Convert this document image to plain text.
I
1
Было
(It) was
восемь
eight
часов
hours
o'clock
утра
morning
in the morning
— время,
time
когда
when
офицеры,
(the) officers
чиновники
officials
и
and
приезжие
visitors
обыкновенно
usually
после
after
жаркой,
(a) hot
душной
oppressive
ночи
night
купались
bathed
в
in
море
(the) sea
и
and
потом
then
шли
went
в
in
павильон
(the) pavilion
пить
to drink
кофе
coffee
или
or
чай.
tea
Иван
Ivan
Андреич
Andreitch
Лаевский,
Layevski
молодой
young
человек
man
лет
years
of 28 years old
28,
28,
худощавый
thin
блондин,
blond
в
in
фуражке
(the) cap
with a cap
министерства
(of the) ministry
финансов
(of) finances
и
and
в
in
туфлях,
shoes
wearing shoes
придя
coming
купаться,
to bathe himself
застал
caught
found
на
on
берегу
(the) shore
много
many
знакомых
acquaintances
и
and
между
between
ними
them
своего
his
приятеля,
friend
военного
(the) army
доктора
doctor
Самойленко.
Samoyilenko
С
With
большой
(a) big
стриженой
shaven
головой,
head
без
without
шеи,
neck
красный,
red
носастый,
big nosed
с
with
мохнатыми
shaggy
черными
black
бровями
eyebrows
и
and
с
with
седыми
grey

---

Set exercise
Reproduce the complete data exactly as presented above.

Result for this exercise
Convert this document image to plain text.
I
1
Было
(It) was
восемь
eight
часов
hours
o'clock
утра
morning
in the morning
— время,
time
когда
when
офицеры,
(the) officers
чиновники
officials
и
and
приезжие
visitors
обыкновенно
usually
после
after
жаркой,
(a) hot
душной
oppressive
ночи
night
купались
bathed
в
in
море
(the) sea
и
and
потом
then
шли
went
в
in
павильон
(the) pavilion
пить
to drink
кофе
coffee
или
or
чай.
tea
Иван
Ivan
Андреич
Andreitch
Лаевский,
Layevski
молодой
young
человек
man
лет
years
of 28 years old
28,
28,
худощавый
thin
блондин,
blond
в
in
фуражке
(the) cap
with a cap
министерства
(of the) ministry
финансов
(of) finances
и
and
в
in
туфлях,
shoes
wearing shoes
придя
coming
купаться,
to bathe himself
застал
caught
found
на
on
берегу
(the) shore
много
many
знакомых
acquaintances
и
and
между
between
ними
them
своего
his
приятеля,
friend
военного
(the) army
доктора
doctor
Самойленко.
Samoyilenko
С
With
большой
(a) big
стриженой
shaven
головой,
head
без
without
шеи,
neck
красный,
red
носастый,
big nosed
с
with
мохнатыми
shaggy
черными
black
бровями
eyebrows
и
and
с
with
седыми
grey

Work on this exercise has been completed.